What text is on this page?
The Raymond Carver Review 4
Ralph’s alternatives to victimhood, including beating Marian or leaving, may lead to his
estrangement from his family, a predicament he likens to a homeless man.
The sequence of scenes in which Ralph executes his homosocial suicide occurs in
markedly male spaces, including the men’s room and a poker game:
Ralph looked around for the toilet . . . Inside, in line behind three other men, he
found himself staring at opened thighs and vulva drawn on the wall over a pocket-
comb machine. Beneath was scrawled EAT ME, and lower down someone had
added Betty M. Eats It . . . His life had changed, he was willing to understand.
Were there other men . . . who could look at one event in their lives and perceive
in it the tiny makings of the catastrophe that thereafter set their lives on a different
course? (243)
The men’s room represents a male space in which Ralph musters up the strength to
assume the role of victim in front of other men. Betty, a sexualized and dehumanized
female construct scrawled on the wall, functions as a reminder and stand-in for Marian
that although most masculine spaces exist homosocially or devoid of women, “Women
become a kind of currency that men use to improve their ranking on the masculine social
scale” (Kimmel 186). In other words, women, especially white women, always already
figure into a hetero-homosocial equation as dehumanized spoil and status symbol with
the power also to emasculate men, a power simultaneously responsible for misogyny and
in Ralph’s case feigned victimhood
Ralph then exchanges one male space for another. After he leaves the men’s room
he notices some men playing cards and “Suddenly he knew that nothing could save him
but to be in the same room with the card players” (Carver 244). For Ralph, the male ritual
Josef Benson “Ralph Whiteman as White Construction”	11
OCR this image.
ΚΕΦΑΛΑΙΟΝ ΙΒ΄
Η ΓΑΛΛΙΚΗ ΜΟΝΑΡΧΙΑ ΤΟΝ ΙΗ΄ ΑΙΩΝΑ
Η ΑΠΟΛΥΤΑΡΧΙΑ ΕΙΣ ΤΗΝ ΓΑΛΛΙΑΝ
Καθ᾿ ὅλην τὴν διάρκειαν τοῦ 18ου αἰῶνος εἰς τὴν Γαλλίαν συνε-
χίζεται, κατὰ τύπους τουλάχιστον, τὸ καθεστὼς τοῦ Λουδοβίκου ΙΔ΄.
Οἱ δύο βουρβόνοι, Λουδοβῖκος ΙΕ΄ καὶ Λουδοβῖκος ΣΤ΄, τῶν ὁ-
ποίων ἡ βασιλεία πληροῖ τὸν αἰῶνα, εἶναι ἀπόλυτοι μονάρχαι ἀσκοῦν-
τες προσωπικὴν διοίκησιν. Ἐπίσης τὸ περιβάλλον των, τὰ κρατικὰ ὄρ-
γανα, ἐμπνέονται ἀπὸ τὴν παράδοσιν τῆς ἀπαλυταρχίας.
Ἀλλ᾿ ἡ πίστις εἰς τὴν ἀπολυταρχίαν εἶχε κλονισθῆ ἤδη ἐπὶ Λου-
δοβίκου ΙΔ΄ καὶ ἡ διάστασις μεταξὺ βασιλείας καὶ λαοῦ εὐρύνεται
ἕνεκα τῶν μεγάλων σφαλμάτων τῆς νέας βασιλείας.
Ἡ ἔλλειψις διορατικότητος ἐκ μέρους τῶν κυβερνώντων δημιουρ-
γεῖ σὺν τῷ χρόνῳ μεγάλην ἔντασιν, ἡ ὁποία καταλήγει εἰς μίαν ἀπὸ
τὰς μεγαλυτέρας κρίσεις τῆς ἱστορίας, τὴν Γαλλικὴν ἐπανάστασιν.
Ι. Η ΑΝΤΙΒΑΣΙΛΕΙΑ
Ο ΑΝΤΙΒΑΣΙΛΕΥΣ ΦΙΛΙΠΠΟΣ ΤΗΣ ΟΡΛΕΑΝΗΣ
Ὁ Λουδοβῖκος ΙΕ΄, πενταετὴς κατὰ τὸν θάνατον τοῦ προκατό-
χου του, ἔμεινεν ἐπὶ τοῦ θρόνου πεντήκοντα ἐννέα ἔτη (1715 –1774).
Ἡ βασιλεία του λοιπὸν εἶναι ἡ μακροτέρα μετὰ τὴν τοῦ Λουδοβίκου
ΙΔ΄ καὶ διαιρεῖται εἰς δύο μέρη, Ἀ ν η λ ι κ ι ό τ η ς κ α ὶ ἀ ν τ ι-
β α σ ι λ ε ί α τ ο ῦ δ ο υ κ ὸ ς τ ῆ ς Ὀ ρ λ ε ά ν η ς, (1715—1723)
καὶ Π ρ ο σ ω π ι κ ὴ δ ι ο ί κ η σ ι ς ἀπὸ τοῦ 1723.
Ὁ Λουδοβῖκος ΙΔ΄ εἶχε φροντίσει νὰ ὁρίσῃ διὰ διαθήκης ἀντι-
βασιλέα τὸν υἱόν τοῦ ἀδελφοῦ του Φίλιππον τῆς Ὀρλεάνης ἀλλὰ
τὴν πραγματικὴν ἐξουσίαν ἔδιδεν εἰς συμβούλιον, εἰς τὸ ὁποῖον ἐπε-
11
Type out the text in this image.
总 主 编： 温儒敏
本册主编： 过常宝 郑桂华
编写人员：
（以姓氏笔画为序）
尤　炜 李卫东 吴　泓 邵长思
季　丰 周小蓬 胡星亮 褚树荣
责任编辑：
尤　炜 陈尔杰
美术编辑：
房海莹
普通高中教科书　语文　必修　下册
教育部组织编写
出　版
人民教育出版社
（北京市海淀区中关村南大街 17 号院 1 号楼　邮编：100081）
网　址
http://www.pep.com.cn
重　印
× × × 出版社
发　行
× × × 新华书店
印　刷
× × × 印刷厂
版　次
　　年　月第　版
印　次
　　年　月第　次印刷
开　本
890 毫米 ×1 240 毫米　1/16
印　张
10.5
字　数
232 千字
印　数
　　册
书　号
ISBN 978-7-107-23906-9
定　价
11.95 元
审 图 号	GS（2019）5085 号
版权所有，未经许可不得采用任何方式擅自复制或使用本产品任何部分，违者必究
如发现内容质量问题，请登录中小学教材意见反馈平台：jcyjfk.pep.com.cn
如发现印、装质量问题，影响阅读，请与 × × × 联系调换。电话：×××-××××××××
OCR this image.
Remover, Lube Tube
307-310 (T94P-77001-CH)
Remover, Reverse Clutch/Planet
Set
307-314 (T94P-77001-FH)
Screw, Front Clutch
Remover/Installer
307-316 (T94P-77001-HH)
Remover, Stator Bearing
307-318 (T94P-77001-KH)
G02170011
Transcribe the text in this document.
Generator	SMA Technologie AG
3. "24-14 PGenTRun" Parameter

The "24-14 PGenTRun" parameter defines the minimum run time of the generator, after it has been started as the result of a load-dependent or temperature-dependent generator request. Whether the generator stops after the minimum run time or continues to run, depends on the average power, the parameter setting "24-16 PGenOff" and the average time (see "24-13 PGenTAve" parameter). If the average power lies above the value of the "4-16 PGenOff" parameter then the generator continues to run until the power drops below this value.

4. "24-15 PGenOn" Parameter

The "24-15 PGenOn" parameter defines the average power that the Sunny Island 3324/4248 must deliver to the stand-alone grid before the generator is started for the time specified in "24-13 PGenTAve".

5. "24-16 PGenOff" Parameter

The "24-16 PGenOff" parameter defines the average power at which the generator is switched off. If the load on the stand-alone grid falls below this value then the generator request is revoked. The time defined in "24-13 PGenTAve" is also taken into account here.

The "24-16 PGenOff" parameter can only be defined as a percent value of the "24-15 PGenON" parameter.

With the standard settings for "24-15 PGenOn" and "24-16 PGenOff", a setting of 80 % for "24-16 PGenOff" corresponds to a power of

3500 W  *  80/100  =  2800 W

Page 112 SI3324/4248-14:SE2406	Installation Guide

__Required work__
Write out every line from the records above, word for word.

__Task output__
What text is on this page?
The Raymond Carver Review 4
Ralph’s alternatives to victimhood, including beating Marian or leaving, may lead to his
estrangement from his family, a predicament he likens to a homeless man.
The sequence of scenes in which Ralph executes his homosocial suicide occurs in
markedly male spaces, including the men’s room and a poker game:
Ralph looked around for the toilet . . . Inside, in line behind three other men, he
found himself staring at opened thighs and vulva drawn on the wall over a pocket-
comb machine. Beneath was scrawled EAT ME, and lower down someone had
added Betty M. Eats It . . . His life had changed, he was willing to understand.
Were there other men . . . who could look at one event in their lives and perceive
in it the tiny makings of the catastrophe that thereafter set their lives on a different
course? (243)
The men’s room represents a male space in which Ralph musters up the strength to
assume the role of victim in front of other men. Betty, a sexualized and dehumanized
female construct scrawled on the wall, functions as a reminder and stand-in for Marian
that although most masculine spaces exist homosocially or devoid of women, “Women
become a kind of currency that men use to improve their ranking on the masculine social
scale” (Kimmel 186). In other words, women, especially white women, always already
figure into a hetero-homosocial equation as dehumanized spoil and status symbol with
the power also to emasculate men, a power simultaneously responsible for misogyny and
in Ralph’s case feigned victimhood
Ralph then exchanges one male space for another. After he leaves the men’s room
he notices some men playing cards and “Suddenly he knew that nothing could save him
but to be in the same room with the card players” (Carver 244). For Ralph, the male ritual
Josef Benson “Ralph Whiteman as White Construction”	11
OCR this image.
ΚΕΦΑΛΑΙΟΝ ΙΒ΄
Η ΓΑΛΛΙΚΗ ΜΟΝΑΡΧΙΑ ΤΟΝ ΙΗ΄ ΑΙΩΝΑ
Η ΑΠΟΛΥΤΑΡΧΙΑ ΕΙΣ ΤΗΝ ΓΑΛΛΙΑΝ
Καθ᾿ ὅλην τὴν διάρκειαν τοῦ 18ου αἰῶνος εἰς τὴν Γαλλίαν συνε-
χίζεται, κατὰ τύπους τουλάχιστον, τὸ καθεστὼς τοῦ Λουδοβίκου ΙΔ΄.
Οἱ δύο βουρβόνοι, Λουδοβῖκος ΙΕ΄ καὶ Λουδοβῖκος ΣΤ΄, τῶν ὁ-
ποίων ἡ βασιλεία πληροῖ τὸν αἰῶνα, εἶναι ἀπόλυτοι μονάρχαι ἀσκοῦν-
τες προσωπικὴν διοίκησιν. Ἐπίσης τὸ περιβάλλον των, τὰ κρατικὰ ὄρ-
γανα, ἐμπνέονται ἀπὸ τὴν παράδοσιν τῆς ἀπαλυταρχίας.
Ἀλλ᾿ ἡ πίστις εἰς τὴν ἀπολυταρχίαν εἶχε κλονισθῆ ἤδη ἐπὶ Λου-
δοβίκου ΙΔ΄ καὶ ἡ διάστασις μεταξὺ βασιλείας καὶ λαοῦ εὐρύνεται
ἕνεκα τῶν μεγάλων σφαλμάτων τῆς νέας βασιλείας.
Ἡ ἔλλειψις διορατικότητος ἐκ μέρους τῶν κυβερνώντων δημιουρ-
γεῖ σὺν τῷ χρόνῳ μεγάλην ἔντασιν, ἡ ὁποία καταλήγει εἰς μίαν ἀπὸ
τὰς μεγαλυτέρας κρίσεις τῆς ἱστορίας, τὴν Γαλλικὴν ἐπανάστασιν.
Ι. Η ΑΝΤΙΒΑΣΙΛΕΙΑ
Ο ΑΝΤΙΒΑΣΙΛΕΥΣ ΦΙΛΙΠΠΟΣ ΤΗΣ ΟΡΛΕΑΝΗΣ
Ὁ Λουδοβῖκος ΙΕ΄, πενταετὴς κατὰ τὸν θάνατον τοῦ προκατό-
χου του, ἔμεινεν ἐπὶ τοῦ θρόνου πεντήκοντα ἐννέα ἔτη (1715 –1774).
Ἡ βασιλεία του λοιπὸν εἶναι ἡ μακροτέρα μετὰ τὴν τοῦ Λουδοβίκου
ΙΔ΄ καὶ διαιρεῖται εἰς δύο μέρη, Ἀ ν η λ ι κ ι ό τ η ς κ α ὶ ἀ ν τ ι-
β α σ ι λ ε ί α τ ο ῦ δ ο υ κ ὸ ς τ ῆ ς Ὀ ρ λ ε ά ν η ς, (1715—1723)
καὶ Π ρ ο σ ω π ι κ ὴ δ ι ο ί κ η σ ι ς ἀπὸ τοῦ 1723.
Ὁ Λουδοβῖκος ΙΔ΄ εἶχε φροντίσει νὰ ὁρίσῃ διὰ διαθήκης ἀντι-
βασιλέα τὸν υἱόν τοῦ ἀδελφοῦ του Φίλιππον τῆς Ὀρλεάνης ἀλλὰ
τὴν πραγματικὴν ἐξουσίαν ἔδιδεν εἰς συμβούλιον, εἰς τὸ ὁποῖον ἐπε-
11
Type out the text in this image.
总 主 编： 温儒敏
本册主编： 过常宝 郑桂华
编写人员：
（以姓氏笔画为序）
尤　炜 李卫东 吴　泓 邵长思
季　丰 周小蓬 胡星亮 褚树荣
责任编辑：
尤　炜 陈尔杰
美术编辑：
房海莹
普通高中教科书　语文　必修　下册
教育部组织编写
出　版
人民教育出版社
（北京市海淀区中关村南大街 17 号院 1 号楼　邮编：100081）
网　址
http://www.pep.com.cn
重　印
× × × 出版社
发　行
× × × 新华书店
印　刷
× × × 印刷厂
版　次
　　年　月第　版
印　次
　　年　月第　次印刷
开　本
890 毫米 ×1 240 毫米　1/16
印　张
10.5
字　数
232 千字
印　数
　　册
书　号
ISBN 978-7-107-23906-9
定　价
11.95 元
审 图 号	GS（2019）5085 号
版权所有，未经许可不得采用任何方式擅自复制或使用本产品任何部分，违者必究
如发现内容质量问题，请登录中小学教材意见反馈平台：jcyjfk.pep.com.cn
如发现印、装质量问题，影响阅读，请与 × × × 联系调换。电话：×××-××××××××
OCR this image.
Remover, Lube Tube
307-310 (T94P-77001-CH)
Remover, Reverse Clutch/Planet
Set
307-314 (T94P-77001-FH)
Screw, Front Clutch
Remover/Installer
307-316 (T94P-77001-HH)
Remover, Stator Bearing
307-318 (T94P-77001-KH)
G02170011
Transcribe the text in this document.
Generator	SMA Technologie AG
3. "24-14 PGenTRun" Parameter

The "24-14 PGenTRun" parameter defines the minimum run time of the generator, after it has been started as the result of a load-dependent or temperature-dependent generator request. Whether the generator stops after the minimum run time or continues to run, depends on the average power, the parameter setting "24-16 PGenOff" and the average time (see "24-13 PGenTAve" parameter). If the average power lies above the value of the "4-16 PGenOff" parameter then the generator continues to run until the power drops below this value.

4. "24-15 PGenOn" Parameter

The "24-15 PGenOn" parameter defines the average power that the Sunny Island 3324/4248 must deliver to the stand-alone grid before the generator is started for the time specified in "24-13 PGenTAve".

5. "24-16 PGenOff" Parameter

The "24-16 PGenOff" parameter defines the average power at which the generator is switched off. If the load on the stand-alone grid falls below this value then the generator request is revoked. The time defined in "24-13 PGenTAve" is also taken into account here.

The "24-16 PGenOff" parameter can only be defined as a percent value of the "24-15 PGenON" parameter.

With the standard settings for "24-15 PGenOn" and "24-16 PGenOff", a setting of 80 % for "24-16 PGenOff" corresponds to a power of

3500 W  *  80/100  =  2800 W

Page 112 SI3324/4248-14:SE2406	Installation Guide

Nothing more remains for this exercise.